[Recorded data]
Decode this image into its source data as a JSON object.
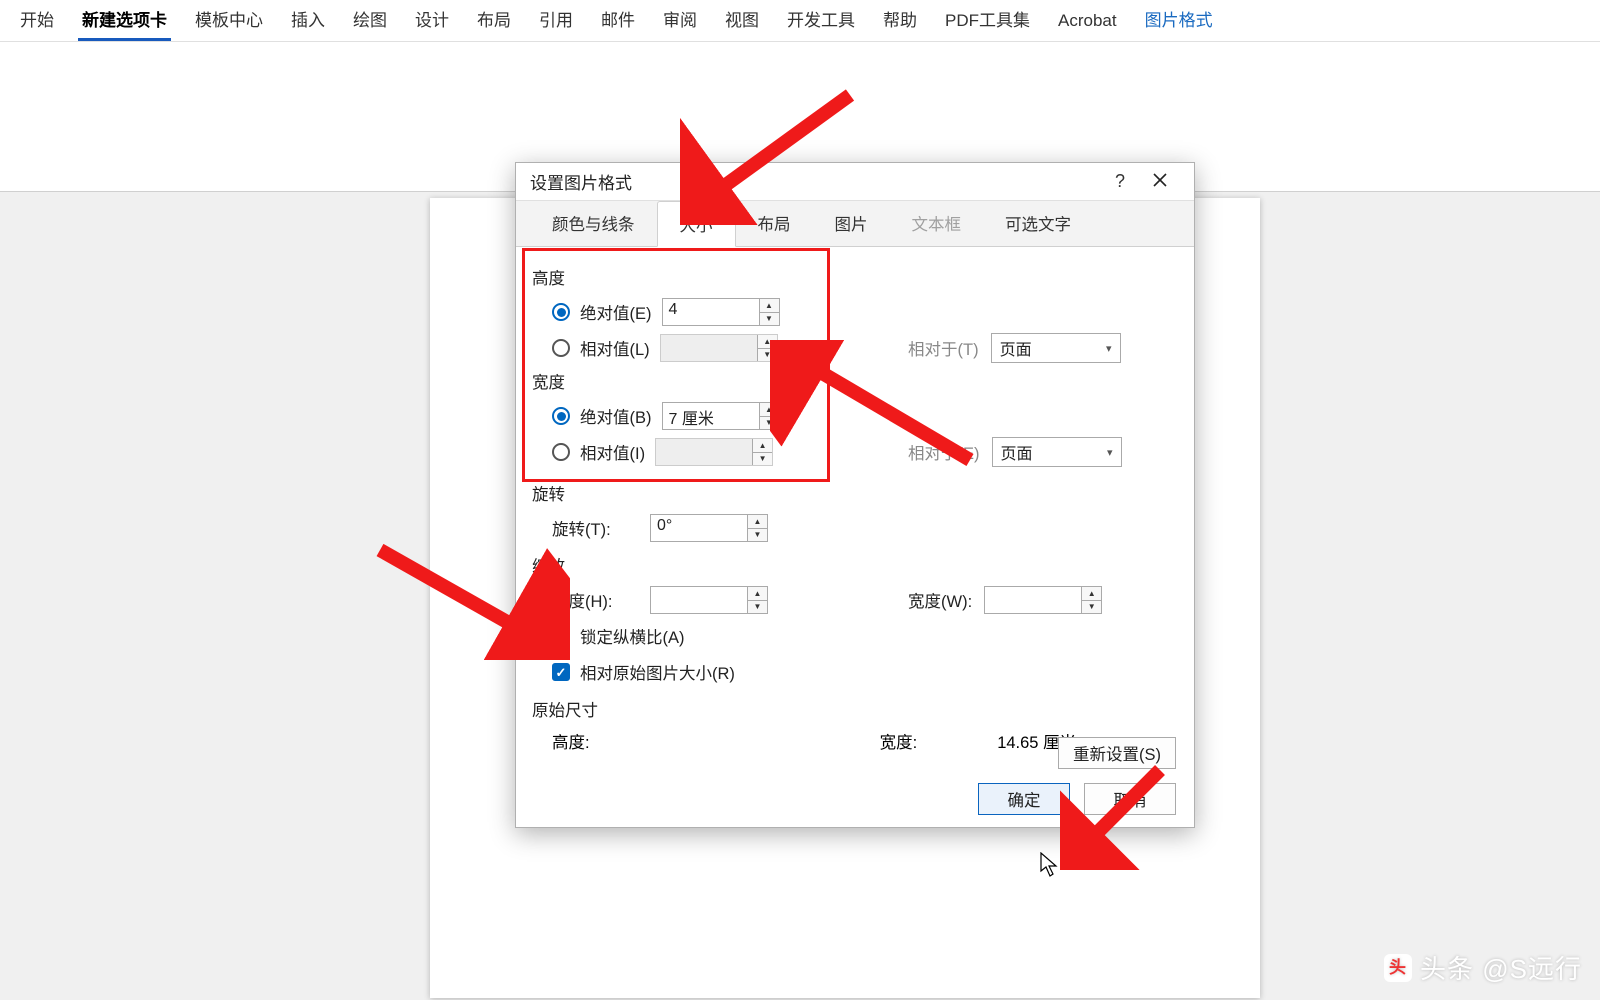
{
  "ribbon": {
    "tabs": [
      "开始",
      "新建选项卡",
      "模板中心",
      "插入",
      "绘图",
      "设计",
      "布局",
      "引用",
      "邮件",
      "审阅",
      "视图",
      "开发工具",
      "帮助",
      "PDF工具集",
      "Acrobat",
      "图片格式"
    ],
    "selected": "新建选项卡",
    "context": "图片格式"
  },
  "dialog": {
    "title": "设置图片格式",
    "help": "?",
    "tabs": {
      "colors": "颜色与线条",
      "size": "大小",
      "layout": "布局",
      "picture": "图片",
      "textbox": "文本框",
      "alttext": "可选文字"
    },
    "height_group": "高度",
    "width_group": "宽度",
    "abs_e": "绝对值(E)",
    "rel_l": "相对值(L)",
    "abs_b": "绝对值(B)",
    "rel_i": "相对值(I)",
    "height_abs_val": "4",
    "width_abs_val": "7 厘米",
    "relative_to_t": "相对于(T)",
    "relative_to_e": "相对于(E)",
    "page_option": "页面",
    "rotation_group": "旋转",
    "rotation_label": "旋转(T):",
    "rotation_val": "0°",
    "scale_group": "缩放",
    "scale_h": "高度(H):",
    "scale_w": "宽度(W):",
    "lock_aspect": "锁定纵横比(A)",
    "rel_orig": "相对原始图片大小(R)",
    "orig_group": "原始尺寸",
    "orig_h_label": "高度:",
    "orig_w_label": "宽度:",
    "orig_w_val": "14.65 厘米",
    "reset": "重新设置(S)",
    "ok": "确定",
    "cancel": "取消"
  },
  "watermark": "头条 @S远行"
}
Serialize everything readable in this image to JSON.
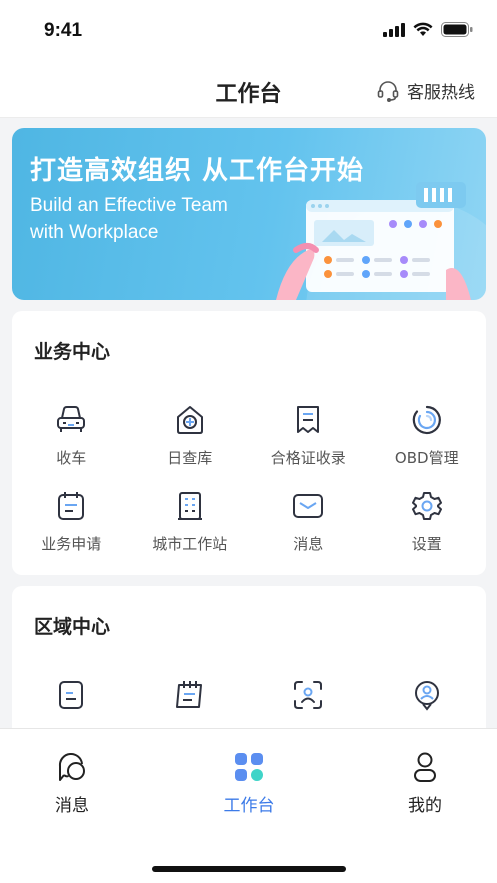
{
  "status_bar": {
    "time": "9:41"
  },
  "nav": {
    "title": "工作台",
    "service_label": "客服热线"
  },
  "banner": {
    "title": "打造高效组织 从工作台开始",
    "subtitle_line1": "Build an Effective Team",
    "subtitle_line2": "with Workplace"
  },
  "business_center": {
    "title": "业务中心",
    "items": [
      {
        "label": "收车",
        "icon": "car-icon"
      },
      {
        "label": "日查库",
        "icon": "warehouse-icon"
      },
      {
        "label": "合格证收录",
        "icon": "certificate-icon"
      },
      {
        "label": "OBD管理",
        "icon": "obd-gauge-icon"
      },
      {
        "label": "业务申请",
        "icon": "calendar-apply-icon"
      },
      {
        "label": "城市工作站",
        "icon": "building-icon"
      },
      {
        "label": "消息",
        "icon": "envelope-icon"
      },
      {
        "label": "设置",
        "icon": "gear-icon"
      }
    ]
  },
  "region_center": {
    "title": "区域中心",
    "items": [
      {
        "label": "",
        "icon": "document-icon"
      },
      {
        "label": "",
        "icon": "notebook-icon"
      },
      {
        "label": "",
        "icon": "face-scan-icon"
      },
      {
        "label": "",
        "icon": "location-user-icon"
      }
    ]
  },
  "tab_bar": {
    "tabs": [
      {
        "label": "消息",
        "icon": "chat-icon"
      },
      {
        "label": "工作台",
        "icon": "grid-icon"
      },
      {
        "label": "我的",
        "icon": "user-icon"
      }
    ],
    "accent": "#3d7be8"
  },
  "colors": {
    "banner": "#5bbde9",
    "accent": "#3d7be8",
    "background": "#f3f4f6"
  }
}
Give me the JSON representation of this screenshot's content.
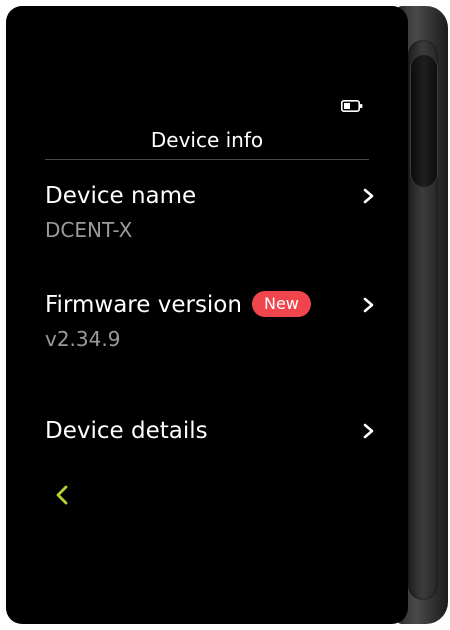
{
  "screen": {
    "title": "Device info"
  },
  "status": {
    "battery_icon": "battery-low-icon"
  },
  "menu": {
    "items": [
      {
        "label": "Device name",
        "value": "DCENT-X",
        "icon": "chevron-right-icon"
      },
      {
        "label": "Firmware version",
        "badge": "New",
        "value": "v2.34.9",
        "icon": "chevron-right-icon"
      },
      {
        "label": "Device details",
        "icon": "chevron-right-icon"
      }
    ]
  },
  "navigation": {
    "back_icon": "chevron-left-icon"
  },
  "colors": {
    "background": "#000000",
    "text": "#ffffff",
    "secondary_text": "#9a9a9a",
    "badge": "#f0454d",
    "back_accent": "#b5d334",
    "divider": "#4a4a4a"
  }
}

- Directions -
Identify the lines of the data that contain the word "JSON". Copy each of them.

- Expected answer -
Decode this image into its source data as a JSON object.
Serialize everything readable in this image to JSON.
Give me the JSON representation of this screenshot's content.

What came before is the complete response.